Records supplied:
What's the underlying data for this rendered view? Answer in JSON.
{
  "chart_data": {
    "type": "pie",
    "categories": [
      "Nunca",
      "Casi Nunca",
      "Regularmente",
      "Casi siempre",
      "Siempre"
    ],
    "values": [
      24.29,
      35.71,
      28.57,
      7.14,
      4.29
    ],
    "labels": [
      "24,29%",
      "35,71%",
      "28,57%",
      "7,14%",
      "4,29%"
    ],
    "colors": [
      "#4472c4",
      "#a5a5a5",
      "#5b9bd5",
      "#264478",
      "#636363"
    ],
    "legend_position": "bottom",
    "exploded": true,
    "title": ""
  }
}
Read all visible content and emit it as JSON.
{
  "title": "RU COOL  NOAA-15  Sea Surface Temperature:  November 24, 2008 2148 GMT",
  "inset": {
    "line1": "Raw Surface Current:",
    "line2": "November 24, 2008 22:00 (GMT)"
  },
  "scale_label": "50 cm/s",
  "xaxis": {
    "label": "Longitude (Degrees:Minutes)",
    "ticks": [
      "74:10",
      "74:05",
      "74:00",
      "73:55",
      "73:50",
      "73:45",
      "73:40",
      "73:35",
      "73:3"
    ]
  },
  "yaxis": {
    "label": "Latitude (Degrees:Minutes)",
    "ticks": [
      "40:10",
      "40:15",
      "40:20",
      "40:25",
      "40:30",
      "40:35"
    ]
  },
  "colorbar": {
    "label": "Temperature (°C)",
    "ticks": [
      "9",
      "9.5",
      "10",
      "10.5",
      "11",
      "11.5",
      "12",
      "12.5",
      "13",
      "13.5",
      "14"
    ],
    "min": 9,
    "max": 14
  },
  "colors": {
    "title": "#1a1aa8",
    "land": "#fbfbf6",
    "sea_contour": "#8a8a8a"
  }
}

Task goal:
What is the number of lines that hold the string "Degrees"? Give it alone.

Result of this task:
2